• **WRITTEN PROBLEM**
Extract every line that contains the string "JSON".

• **DATASET CONTENT**
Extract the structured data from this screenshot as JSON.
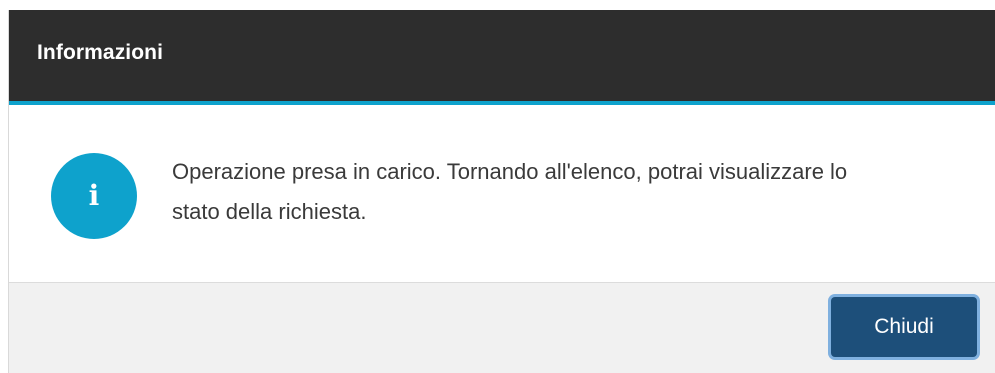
{
  "dialog": {
    "title": "Informazioni",
    "icon": "info-icon",
    "icon_glyph": "i",
    "message": "Operazione presa in carico. Tornando all'elenco, potrai visualizzare lo stato della richiesta.",
    "close_label": "Chiudi"
  },
  "colors": {
    "header_bg": "#2d2d2d",
    "accent": "#0ea2cc",
    "button_bg": "#1d4f7a",
    "footer_bg": "#f1f1f1"
  }
}
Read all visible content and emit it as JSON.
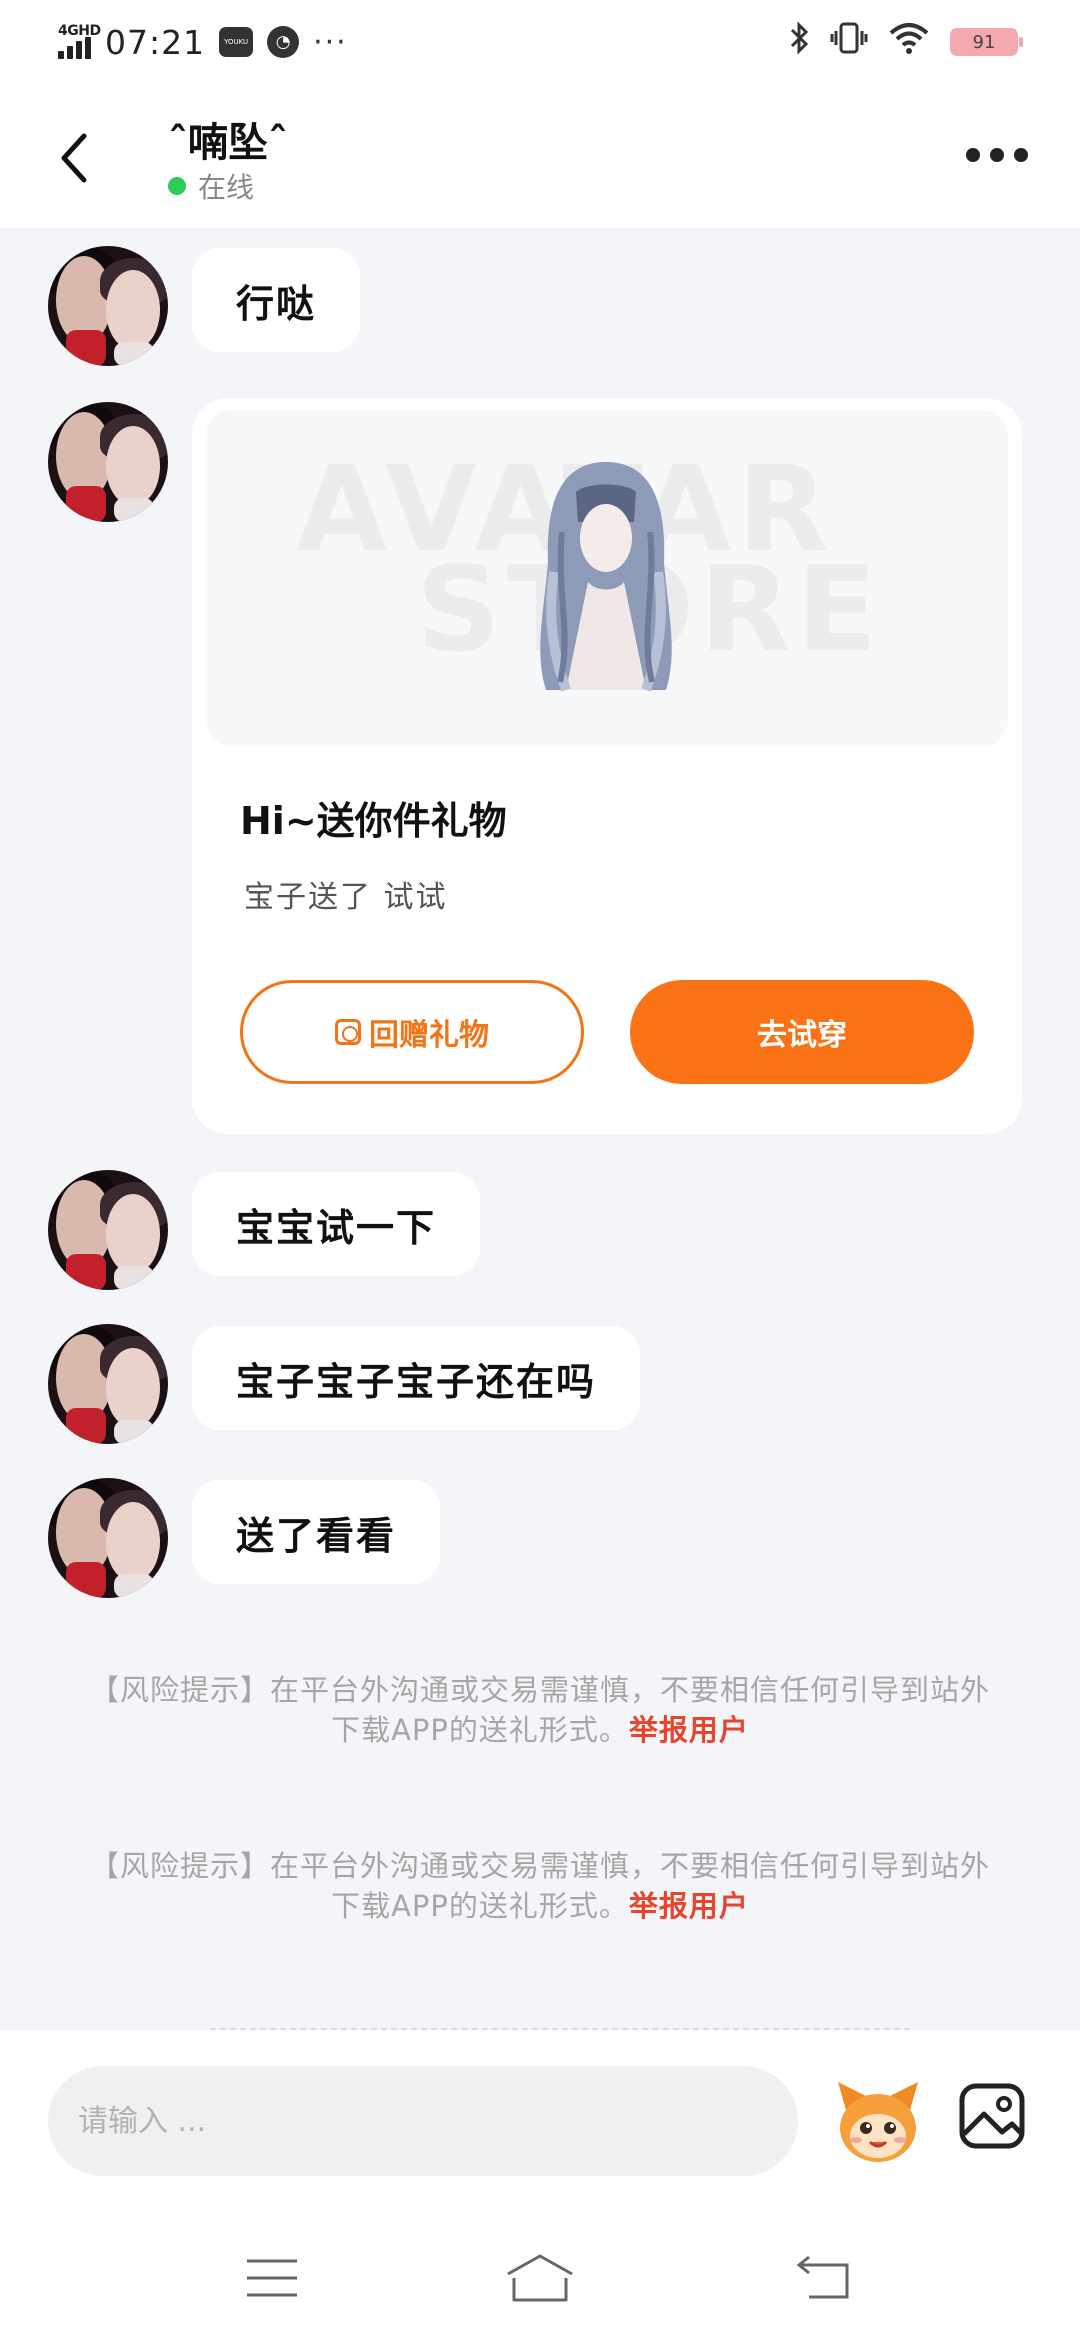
{
  "status_bar": {
    "network": "4GHD",
    "time": "07:21",
    "app_badge": "YOUKU",
    "app2_icon": "gauge-icon",
    "more": "···",
    "battery": "91"
  },
  "header": {
    "title": "ˆ喃坠ˆ",
    "status": "在线",
    "status_color": "#2ecc55"
  },
  "messages": [
    {
      "text": "行哒"
    },
    {
      "type": "gift"
    },
    {
      "text": "宝宝试一下"
    },
    {
      "text": "宝子宝子宝子还在吗"
    },
    {
      "text": "送了看看"
    }
  ],
  "gift_card": {
    "watermark_1": "AVATAR",
    "watermark_2": "STORE",
    "title": "Hi~送你件礼物",
    "subtitle": "宝子送了 试试",
    "return_button": "回赠礼物",
    "try_button": "去试穿",
    "accent_color": "#f97316"
  },
  "notices": [
    {
      "text": "【风险提示】在平台外沟通或交易需谨慎，不要相信任何引导到站外下载APP的送礼形式。",
      "link": "举报用户"
    },
    {
      "text": "【风险提示】在平台外沟通或交易需谨慎，不要相信任何引导到站外下载APP的送礼形式。",
      "link": "举报用户"
    }
  ],
  "input": {
    "placeholder": "请输入 ..."
  }
}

• **REPLY**
Extract the structured data from this screenshot as JSON.
Read all visible content and emit it as JSON.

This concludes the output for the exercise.